>> Start Extracted entries

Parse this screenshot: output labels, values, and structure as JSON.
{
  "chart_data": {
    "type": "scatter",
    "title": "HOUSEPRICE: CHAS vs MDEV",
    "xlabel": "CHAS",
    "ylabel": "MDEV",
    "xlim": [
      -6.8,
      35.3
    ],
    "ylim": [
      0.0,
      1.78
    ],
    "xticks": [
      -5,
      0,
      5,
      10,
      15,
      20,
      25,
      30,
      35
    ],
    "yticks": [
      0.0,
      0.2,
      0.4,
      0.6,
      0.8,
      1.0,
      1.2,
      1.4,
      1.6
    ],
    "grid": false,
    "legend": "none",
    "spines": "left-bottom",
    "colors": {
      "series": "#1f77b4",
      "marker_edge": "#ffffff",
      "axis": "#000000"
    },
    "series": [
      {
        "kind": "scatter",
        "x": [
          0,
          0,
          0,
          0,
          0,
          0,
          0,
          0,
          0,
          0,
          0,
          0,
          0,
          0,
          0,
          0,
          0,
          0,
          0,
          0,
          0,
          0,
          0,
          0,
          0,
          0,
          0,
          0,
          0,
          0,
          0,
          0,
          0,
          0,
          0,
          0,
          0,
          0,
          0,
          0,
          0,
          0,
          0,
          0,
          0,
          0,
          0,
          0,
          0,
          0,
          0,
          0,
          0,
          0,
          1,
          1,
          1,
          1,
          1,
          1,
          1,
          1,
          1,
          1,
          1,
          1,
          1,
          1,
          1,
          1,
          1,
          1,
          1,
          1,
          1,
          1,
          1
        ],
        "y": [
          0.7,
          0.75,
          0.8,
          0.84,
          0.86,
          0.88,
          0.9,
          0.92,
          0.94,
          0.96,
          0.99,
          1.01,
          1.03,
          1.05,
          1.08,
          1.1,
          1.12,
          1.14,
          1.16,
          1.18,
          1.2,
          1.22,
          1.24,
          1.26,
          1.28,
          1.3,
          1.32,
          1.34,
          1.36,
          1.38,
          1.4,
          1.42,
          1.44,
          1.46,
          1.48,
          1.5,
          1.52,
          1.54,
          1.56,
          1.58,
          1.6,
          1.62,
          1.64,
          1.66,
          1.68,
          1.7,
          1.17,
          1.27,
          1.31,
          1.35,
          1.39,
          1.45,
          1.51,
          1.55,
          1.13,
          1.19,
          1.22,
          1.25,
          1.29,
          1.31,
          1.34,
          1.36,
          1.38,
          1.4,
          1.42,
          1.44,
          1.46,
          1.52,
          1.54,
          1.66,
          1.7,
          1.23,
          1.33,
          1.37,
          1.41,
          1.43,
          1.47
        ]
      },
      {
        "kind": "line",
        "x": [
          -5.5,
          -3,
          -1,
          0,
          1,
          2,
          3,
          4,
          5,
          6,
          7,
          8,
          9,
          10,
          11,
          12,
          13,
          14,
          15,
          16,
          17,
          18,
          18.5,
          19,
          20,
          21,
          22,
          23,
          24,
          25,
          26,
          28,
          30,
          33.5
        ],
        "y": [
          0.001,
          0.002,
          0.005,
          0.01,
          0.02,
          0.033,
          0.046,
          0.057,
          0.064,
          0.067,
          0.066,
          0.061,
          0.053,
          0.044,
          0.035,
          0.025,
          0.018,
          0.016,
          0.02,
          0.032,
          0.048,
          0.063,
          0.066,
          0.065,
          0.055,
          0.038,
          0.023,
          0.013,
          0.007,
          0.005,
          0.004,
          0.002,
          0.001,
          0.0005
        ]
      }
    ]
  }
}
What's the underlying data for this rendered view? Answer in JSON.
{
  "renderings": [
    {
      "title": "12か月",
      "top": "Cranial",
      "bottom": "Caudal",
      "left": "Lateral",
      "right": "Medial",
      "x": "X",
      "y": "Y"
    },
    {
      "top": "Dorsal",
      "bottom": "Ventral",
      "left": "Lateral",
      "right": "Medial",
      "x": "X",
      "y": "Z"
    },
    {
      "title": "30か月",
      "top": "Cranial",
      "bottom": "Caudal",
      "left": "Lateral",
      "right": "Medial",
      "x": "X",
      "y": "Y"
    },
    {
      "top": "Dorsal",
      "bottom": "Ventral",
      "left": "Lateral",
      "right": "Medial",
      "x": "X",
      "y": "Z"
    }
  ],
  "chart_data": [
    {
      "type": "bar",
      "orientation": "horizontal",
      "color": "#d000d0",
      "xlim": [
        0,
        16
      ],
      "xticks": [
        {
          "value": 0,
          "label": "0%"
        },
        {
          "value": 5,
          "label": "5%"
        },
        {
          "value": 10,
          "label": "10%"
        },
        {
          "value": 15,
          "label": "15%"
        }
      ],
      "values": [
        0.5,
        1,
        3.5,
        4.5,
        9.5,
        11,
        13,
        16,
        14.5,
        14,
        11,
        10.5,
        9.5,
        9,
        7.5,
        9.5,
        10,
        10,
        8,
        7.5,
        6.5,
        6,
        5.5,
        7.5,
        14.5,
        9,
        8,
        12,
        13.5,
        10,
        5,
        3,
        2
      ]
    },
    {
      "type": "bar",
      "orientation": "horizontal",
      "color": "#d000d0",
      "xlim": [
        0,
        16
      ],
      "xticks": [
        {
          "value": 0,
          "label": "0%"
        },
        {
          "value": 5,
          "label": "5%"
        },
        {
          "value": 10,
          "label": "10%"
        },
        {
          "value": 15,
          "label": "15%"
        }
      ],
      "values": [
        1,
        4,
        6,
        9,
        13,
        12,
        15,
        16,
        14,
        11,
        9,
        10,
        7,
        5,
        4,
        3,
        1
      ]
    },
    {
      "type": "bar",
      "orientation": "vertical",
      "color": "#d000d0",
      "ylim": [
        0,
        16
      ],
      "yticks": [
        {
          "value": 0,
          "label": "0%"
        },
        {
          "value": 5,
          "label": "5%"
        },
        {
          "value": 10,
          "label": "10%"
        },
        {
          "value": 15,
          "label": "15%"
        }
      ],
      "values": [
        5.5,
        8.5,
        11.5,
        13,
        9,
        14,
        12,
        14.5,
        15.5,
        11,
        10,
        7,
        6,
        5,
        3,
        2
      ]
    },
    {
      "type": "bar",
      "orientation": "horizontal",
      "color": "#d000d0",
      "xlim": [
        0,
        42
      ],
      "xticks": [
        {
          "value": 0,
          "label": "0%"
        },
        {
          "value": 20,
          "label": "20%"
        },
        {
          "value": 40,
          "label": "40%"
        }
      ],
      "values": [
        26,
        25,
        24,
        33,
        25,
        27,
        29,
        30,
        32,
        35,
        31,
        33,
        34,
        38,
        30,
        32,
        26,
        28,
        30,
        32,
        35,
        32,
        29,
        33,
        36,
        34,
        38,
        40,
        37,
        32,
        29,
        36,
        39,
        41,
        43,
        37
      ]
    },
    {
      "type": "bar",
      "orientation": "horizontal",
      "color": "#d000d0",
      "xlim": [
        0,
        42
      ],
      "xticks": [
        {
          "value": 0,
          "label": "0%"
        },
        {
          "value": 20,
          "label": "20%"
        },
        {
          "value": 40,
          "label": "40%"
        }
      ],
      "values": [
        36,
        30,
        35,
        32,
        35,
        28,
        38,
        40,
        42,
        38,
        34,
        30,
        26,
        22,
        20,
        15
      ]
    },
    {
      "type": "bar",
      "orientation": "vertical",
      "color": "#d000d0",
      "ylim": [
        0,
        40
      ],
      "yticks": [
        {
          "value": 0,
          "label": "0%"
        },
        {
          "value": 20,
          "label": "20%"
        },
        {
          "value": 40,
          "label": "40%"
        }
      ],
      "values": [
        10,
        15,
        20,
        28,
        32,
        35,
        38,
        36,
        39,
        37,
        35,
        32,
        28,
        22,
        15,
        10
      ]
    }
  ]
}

>> End Extracted entries

→ **Direction**
Return all the data exactly as given.

→ **Correct answer**
Parse this screenshot: output labels, values, and structure as JSON.
{
  "chart_data": {
    "type": "scatter",
    "title": "HOUSEPRICE: CHAS vs MDEV",
    "xlabel": "CHAS",
    "ylabel": "MDEV",
    "xlim": [
      -6.8,
      35.3
    ],
    "ylim": [
      0.0,
      1.78
    ],
    "xticks": [
      -5,
      0,
      5,
      10,
      15,
      20,
      25,
      30,
      35
    ],
    "yticks": [
      0.0,
      0.2,
      0.4,
      0.6,
      0.8,
      1.0,
      1.2,
      1.4,
      1.6
    ],
    "grid": false,
    "legend": "none",
    "spines": "left-bottom",
    "colors": {
      "series": "#1f77b4",
      "marker_edge": "#ffffff",
      "axis": "#000000"
    },
    "series": [
      {
        "kind": "scatter",
        "x": [
          0,
          0,
          0,
          0,
          0,
          0,
          0,
          0,
          0,
          0,
          0,
          0,
          0,
          0,
          0,
          0,
          0,
          0,
          0,
          0,
          0,
          0,
          0,
          0,
          0,
          0,
          0,
          0,
          0,
          0,
          0,
          0,
          0,
          0,
          0,
          0,
          0,
          0,
          0,
          0,
          0,
          0,
          0,
          0,
          0,
          0,
          0,
          0,
          0,
          0,
          0,
          0,
          0,
          0,
          1,
          1,
          1,
          1,
          1,
          1,
          1,
          1,
          1,
          1,
          1,
          1,
          1,
          1,
          1,
          1,
          1,
          1,
          1,
          1,
          1,
          1,
          1
        ],
        "y": [
          0.7,
          0.75,
          0.8,
          0.84,
          0.86,
          0.88,
          0.9,
          0.92,
          0.94,
          0.96,
          0.99,
          1.01,
          1.03,
          1.05,
          1.08,
          1.1,
          1.12,
          1.14,
          1.16,
          1.18,
          1.2,
          1.22,
          1.24,
          1.26,
          1.28,
          1.3,
          1.32,
          1.34,
          1.36,
          1.38,
          1.4,
          1.42,
          1.44,
          1.46,
          1.48,
          1.5,
          1.52,
          1.54,
          1.56,
          1.58,
          1.6,
          1.62,
          1.64,
          1.66,
          1.68,
          1.7,
          1.17,
          1.27,
          1.31,
          1.35,
          1.39,
          1.45,
          1.51,
          1.55,
          1.13,
          1.19,
          1.22,
          1.25,
          1.29,
          1.31,
          1.34,
          1.36,
          1.38,
          1.4,
          1.42,
          1.44,
          1.46,
          1.52,
          1.54,
          1.66,
          1.7,
          1.23,
          1.33,
          1.37,
          1.41,
          1.43,
          1.47
        ]
      },
      {
        "kind": "line",
        "x": [
          -5.5,
          -3,
          -1,
          0,
          1,
          2,
          3,
          4,
          5,
          6,
          7,
          8,
          9,
          10,
          11,
          12,
          13,
          14,
          15,
          16,
          17,
          18,
          18.5,
          19,
          20,
          21,
          22,
          23,
          24,
          25,
          26,
          28,
          30,
          33.5
        ],
        "y": [
          0.001,
          0.002,
          0.005,
          0.01,
          0.02,
          0.033,
          0.046,
          0.057,
          0.064,
          0.067,
          0.066,
          0.061,
          0.053,
          0.044,
          0.035,
          0.025,
          0.018,
          0.016,
          0.02,
          0.032,
          0.048,
          0.063,
          0.066,
          0.065,
          0.055,
          0.038,
          0.023,
          0.013,
          0.007,
          0.005,
          0.004,
          0.002,
          0.001,
          0.0005
        ]
      }
    ]
  }
}
What's the underlying data for this rendered view? Answer in JSON.
{
  "renderings": [
    {
      "title": "12か月",
      "top": "Cranial",
      "bottom": "Caudal",
      "left": "Lateral",
      "right": "Medial",
      "x": "X",
      "y": "Y"
    },
    {
      "top": "Dorsal",
      "bottom": "Ventral",
      "left": "Lateral",
      "right": "Medial",
      "x": "X",
      "y": "Z"
    },
    {
      "title": "30か月",
      "top": "Cranial",
      "bottom": "Caudal",
      "left": "Lateral",
      "right": "Medial",
      "x": "X",
      "y": "Y"
    },
    {
      "top": "Dorsal",
      "bottom": "Ventral",
      "left": "Lateral",
      "right": "Medial",
      "x": "X",
      "y": "Z"
    }
  ],
  "chart_data": [
    {
      "type": "bar",
      "orientation": "horizontal",
      "color": "#d000d0",
      "xlim": [
        0,
        16
      ],
      "xticks": [
        {
          "value": 0,
          "label": "0%"
        },
        {
          "value": 5,
          "label": "5%"
        },
        {
          "value": 10,
          "label": "10%"
        },
        {
          "value": 15,
          "label": "15%"
        }
      ],
      "values": [
        0.5,
        1,
        3.5,
        4.5,
        9.5,
        11,
        13,
        16,
        14.5,
        14,
        11,
        10.5,
        9.5,
        9,
        7.5,
        9.5,
        10,
        10,
        8,
        7.5,
        6.5,
        6,
        5.5,
        7.5,
        14.5,
        9,
        8,
        12,
        13.5,
        10,
        5,
        3,
        2
      ]
    },
    {
      "type": "bar",
      "orientation": "horizontal",
      "color": "#d000d0",
      "xlim": [
        0,
        16
      ],
      "xticks": [
        {
          "value": 0,
          "label": "0%"
        },
        {
          "value": 5,
          "label": "5%"
        },
        {
          "value": 10,
          "label": "10%"
        },
        {
          "value": 15,
          "label": "15%"
        }
      ],
      "values": [
        1,
        4,
        6,
        9,
        13,
        12,
        15,
        16,
        14,
        11,
        9,
        10,
        7,
        5,
        4,
        3,
        1
      ]
    },
    {
      "type": "bar",
      "orientation": "vertical",
      "color": "#d000d0",
      "ylim": [
        0,
        16
      ],
      "yticks": [
        {
          "value": 0,
          "label": "0%"
        },
        {
          "value": 5,
          "label": "5%"
        },
        {
          "value": 10,
          "label": "10%"
        },
        {
          "value": 15,
          "label": "15%"
        }
      ],
      "values": [
        5.5,
        8.5,
        11.5,
        13,
        9,
        14,
        12,
        14.5,
        15.5,
        11,
        10,
        7,
        6,
        5,
        3,
        2
      ]
    },
    {
      "type": "bar",
      "orientation": "horizontal",
      "color": "#d000d0",
      "xlim": [
        0,
        42
      ],
      "xticks": [
        {
          "value": 0,
          "label": "0%"
        },
        {
          "value": 20,
          "label": "20%"
        },
        {
          "value": 40,
          "label": "40%"
        }
      ],
      "values": [
        26,
        25,
        24,
        33,
        25,
        27,
        29,
        30,
        32,
        35,
        31,
        33,
        34,
        38,
        30,
        32,
        26,
        28,
        30,
        32,
        35,
        32,
        29,
        33,
        36,
        34,
        38,
        40,
        37,
        32,
        29,
        36,
        39,
        41,
        43,
        37
      ]
    },
    {
      "type": "bar",
      "orientation": "horizontal",
      "color": "#d000d0",
      "xlim": [
        0,
        42
      ],
      "xticks": [
        {
          "value": 0,
          "label": "0%"
        },
        {
          "value": 20,
          "label": "20%"
        },
        {
          "value": 40,
          "label": "40%"
        }
      ],
      "values": [
        36,
        30,
        35,
        32,
        35,
        28,
        38,
        40,
        42,
        38,
        34,
        30,
        26,
        22,
        20,
        15
      ]
    },
    {
      "type": "bar",
      "orientation": "vertical",
      "color": "#d000d0",
      "ylim": [
        0,
        40
      ],
      "yticks": [
        {
          "value": 0,
          "label": "0%"
        },
        {
          "value": 20,
          "label": "20%"
        },
        {
          "value": 40,
          "label": "40%"
        }
      ],
      "values": [
        10,
        15,
        20,
        28,
        32,
        35,
        38,
        36,
        39,
        37,
        35,
        32,
        28,
        22,
        15,
        10
      ]
    }
  ]
}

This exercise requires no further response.